Task brief:
State how many lines in the records hold the word "recomendada", giving the number and no other text.

Given records:

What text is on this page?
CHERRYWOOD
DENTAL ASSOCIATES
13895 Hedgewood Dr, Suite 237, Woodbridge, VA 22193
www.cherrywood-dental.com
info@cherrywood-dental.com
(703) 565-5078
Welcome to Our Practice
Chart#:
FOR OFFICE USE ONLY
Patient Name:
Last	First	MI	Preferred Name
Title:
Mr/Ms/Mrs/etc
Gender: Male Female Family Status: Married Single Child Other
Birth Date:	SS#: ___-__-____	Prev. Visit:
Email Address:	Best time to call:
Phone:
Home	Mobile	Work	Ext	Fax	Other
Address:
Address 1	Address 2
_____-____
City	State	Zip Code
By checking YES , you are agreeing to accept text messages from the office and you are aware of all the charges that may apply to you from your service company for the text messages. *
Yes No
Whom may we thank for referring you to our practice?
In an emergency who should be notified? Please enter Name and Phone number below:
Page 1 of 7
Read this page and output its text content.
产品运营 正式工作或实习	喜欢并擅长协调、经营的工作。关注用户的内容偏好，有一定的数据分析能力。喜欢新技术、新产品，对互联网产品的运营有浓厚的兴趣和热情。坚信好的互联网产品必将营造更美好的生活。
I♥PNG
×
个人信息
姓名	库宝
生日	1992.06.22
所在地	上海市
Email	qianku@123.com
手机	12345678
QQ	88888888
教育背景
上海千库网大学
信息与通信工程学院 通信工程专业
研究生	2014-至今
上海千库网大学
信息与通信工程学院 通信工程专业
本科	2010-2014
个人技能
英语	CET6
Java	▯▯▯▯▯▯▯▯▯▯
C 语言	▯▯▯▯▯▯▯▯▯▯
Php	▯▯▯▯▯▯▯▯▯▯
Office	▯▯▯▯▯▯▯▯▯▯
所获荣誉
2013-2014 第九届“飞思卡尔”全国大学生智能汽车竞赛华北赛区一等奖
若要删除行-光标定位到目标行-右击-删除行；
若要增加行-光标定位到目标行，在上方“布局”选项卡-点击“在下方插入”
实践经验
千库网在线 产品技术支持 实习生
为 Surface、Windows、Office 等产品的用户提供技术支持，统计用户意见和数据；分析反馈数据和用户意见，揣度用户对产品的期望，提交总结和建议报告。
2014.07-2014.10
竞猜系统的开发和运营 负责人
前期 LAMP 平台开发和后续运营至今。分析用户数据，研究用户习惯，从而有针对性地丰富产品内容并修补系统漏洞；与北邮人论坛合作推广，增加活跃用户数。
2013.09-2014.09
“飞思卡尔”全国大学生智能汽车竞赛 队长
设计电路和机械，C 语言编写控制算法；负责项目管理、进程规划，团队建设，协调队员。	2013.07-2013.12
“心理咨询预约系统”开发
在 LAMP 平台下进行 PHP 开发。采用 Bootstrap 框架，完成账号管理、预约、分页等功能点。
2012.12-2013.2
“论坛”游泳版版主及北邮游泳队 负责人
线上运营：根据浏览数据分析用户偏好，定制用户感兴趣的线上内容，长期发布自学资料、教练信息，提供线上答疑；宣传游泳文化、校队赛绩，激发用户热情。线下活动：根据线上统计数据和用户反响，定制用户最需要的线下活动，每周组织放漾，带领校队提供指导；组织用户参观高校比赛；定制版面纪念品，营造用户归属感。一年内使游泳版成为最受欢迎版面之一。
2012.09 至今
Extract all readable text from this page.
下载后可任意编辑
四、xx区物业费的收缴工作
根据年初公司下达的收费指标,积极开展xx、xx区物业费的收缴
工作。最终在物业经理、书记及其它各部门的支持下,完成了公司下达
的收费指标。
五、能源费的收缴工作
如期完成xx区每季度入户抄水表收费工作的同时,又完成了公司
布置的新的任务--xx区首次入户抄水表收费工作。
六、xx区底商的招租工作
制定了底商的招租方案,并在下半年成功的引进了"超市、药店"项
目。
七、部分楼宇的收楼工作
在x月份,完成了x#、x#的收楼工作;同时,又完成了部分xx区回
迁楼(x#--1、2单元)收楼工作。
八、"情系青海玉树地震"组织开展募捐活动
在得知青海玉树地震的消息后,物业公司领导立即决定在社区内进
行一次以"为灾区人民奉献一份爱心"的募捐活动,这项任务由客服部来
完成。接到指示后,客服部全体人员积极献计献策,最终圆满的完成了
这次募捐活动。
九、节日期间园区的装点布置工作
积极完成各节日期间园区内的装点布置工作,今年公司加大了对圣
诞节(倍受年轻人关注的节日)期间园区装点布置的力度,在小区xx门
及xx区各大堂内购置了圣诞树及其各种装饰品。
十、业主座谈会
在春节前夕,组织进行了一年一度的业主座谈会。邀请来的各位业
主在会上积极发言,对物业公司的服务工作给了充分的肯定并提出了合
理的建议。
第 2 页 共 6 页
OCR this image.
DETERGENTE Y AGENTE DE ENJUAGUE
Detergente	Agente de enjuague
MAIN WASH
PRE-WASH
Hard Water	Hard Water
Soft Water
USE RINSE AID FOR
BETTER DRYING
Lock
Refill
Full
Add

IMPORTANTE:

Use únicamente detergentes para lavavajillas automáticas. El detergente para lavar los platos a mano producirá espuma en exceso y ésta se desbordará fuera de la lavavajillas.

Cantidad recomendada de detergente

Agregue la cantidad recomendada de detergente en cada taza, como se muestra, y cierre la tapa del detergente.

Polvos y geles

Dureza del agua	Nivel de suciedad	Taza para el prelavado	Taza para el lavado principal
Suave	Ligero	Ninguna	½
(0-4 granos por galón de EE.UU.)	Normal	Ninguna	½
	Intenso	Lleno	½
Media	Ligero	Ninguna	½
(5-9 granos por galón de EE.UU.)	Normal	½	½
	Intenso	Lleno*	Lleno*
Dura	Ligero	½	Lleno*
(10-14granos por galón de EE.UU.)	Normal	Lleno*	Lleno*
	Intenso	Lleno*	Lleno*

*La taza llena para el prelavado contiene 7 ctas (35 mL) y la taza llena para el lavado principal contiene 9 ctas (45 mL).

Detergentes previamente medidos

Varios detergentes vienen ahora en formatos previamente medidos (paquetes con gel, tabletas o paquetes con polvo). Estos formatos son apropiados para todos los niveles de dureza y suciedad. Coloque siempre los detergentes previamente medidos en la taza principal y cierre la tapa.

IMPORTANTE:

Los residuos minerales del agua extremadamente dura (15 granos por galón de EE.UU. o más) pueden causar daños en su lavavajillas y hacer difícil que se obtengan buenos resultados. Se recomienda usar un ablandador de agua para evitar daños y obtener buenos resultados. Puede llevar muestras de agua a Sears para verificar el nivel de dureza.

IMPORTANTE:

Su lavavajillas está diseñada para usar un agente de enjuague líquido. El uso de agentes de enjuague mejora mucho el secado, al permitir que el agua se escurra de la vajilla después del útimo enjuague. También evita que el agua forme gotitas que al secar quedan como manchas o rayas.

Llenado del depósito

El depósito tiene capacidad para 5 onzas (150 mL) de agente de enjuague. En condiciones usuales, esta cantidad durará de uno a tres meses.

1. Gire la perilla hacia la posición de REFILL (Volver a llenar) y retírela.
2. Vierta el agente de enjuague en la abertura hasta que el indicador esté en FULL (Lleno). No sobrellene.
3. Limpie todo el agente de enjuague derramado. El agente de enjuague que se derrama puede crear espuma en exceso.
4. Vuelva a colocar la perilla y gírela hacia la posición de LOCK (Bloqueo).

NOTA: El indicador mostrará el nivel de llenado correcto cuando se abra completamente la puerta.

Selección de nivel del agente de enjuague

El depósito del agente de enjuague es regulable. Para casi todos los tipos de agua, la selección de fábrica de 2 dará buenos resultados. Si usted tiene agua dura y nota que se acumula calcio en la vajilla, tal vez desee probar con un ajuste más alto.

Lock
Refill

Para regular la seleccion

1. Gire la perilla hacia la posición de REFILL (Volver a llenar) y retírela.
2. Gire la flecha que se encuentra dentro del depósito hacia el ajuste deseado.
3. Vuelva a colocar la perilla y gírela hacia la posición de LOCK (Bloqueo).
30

Expected answer:
2